» **What needs to be done**
Whenever a line contains the string "title", copy it out of the entries.

» **Data to process**
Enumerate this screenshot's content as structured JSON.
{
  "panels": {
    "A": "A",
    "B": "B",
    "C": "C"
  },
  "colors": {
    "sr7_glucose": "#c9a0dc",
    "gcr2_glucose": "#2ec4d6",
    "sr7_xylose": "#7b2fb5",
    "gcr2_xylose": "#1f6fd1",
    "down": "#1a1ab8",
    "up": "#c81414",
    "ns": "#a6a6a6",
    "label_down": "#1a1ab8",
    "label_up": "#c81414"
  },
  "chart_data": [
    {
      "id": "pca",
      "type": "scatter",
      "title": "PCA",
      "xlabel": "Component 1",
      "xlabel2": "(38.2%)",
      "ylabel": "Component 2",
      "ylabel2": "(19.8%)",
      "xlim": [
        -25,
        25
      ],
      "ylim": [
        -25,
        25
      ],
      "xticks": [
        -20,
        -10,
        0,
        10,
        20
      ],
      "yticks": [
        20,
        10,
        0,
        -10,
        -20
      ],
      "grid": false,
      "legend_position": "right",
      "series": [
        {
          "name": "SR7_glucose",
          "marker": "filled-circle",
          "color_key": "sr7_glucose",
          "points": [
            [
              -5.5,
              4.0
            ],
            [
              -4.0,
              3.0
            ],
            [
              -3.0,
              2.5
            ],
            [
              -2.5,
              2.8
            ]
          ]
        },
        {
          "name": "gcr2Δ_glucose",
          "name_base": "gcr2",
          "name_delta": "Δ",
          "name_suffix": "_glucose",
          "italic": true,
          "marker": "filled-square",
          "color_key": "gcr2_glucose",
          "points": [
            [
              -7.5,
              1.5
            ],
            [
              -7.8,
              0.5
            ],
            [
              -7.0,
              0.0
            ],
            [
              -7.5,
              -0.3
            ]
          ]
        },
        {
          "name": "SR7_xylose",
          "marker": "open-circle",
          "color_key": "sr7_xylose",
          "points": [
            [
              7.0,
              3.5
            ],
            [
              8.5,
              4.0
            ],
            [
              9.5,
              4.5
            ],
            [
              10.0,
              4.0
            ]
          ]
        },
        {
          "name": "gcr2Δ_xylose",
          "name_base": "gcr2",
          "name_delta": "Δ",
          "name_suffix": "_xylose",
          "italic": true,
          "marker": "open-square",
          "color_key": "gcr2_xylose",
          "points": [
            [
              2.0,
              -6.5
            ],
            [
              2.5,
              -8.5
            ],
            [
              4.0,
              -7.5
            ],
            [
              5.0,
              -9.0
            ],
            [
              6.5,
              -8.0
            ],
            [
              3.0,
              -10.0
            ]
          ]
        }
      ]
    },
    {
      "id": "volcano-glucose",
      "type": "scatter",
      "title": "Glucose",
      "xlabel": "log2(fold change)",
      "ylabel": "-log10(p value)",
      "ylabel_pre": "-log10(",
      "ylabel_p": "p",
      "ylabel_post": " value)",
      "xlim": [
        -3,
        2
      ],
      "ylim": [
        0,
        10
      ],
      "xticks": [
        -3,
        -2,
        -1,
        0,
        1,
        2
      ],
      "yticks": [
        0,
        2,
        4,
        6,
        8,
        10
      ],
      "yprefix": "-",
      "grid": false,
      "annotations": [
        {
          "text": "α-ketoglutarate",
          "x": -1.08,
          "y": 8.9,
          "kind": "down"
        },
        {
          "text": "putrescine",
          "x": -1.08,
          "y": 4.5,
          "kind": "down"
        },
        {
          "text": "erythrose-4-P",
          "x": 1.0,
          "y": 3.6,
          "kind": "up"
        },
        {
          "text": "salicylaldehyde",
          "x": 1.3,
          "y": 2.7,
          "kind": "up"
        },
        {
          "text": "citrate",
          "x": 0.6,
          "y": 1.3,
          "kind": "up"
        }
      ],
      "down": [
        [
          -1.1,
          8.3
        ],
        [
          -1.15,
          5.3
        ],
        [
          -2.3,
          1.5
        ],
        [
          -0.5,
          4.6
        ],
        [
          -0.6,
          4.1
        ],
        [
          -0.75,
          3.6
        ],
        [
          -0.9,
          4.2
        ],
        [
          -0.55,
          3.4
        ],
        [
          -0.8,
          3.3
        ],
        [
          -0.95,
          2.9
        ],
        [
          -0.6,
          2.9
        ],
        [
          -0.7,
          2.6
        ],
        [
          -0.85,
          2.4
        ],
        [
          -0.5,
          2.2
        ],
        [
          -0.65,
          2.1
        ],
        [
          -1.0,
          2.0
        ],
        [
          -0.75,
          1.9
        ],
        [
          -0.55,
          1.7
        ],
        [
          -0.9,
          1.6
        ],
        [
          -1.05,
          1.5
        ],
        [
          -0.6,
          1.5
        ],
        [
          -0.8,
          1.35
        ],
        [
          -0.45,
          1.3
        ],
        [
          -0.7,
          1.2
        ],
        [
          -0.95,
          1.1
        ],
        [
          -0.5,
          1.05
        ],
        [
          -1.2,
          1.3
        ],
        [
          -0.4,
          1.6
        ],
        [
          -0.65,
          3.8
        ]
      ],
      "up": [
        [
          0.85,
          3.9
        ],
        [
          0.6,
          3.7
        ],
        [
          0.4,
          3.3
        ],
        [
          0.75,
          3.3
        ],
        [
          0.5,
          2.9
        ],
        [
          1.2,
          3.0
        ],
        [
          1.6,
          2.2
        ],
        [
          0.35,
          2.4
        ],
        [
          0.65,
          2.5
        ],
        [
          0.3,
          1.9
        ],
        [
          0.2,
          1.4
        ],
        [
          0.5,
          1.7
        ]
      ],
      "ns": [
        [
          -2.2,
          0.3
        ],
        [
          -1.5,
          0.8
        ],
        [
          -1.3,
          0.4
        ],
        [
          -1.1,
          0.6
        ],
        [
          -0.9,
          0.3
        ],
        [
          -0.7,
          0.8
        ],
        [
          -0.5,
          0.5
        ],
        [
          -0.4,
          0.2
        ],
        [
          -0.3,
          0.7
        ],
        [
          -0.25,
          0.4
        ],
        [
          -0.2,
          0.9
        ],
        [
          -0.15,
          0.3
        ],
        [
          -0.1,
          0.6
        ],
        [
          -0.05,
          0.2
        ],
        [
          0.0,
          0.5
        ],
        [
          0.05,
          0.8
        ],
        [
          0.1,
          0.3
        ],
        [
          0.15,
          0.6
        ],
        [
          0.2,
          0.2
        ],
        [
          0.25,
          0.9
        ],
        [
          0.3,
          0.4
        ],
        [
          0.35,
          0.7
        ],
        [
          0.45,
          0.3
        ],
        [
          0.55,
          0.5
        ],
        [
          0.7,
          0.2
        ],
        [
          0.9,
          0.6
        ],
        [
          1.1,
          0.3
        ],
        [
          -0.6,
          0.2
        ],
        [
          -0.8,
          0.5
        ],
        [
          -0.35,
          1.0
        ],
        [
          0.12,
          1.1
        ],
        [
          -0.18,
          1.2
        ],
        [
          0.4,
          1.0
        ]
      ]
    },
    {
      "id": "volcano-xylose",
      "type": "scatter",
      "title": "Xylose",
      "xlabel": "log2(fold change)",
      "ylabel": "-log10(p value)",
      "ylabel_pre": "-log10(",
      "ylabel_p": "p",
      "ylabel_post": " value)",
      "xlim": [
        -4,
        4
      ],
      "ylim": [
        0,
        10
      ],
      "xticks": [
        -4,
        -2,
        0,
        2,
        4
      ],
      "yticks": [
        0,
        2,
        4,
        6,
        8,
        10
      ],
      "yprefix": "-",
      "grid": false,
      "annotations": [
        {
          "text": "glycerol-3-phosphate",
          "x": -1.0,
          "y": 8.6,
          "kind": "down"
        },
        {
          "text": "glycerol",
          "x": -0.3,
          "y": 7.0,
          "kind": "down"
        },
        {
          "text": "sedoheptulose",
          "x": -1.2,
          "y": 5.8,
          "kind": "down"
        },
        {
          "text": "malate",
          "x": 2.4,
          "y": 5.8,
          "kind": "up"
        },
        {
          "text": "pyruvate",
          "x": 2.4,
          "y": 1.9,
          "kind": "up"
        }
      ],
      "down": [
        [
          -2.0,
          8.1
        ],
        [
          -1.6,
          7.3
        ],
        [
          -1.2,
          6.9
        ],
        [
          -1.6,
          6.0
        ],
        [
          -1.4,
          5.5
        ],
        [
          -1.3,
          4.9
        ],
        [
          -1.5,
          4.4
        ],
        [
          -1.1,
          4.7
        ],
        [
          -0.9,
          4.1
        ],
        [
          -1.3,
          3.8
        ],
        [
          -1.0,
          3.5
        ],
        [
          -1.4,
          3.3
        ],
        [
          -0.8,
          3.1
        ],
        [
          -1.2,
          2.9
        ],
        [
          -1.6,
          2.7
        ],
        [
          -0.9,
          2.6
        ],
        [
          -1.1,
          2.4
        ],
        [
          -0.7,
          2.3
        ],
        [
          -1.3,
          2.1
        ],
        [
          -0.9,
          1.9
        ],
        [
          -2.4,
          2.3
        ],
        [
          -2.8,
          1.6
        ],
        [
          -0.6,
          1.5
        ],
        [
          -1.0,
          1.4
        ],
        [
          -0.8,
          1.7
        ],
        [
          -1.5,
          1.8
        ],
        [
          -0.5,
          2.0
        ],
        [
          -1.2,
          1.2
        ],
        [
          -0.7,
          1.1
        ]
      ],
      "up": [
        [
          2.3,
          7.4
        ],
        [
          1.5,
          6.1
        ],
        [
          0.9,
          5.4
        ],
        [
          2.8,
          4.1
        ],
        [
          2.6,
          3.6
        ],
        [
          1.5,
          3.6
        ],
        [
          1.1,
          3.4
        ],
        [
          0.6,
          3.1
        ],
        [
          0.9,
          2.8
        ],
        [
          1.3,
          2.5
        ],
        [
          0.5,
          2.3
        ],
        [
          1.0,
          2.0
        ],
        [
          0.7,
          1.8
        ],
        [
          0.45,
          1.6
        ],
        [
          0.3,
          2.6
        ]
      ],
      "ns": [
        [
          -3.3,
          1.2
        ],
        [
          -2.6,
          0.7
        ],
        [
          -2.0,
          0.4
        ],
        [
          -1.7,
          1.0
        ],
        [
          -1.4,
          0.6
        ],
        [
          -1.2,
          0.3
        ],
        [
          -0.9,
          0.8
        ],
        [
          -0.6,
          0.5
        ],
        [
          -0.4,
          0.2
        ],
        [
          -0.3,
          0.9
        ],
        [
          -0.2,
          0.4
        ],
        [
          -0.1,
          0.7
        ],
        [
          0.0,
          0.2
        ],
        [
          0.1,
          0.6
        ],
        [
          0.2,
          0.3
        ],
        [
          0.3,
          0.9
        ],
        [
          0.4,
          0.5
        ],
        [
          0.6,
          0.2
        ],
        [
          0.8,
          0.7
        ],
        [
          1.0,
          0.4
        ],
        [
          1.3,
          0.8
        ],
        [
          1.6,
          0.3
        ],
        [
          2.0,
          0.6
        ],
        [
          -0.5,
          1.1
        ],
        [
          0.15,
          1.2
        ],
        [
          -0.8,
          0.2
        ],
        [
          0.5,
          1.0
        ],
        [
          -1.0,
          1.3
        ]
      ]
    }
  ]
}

» **The response**
      "title": "PCA",
      "title": "Glucose",
      "title": "Xylose",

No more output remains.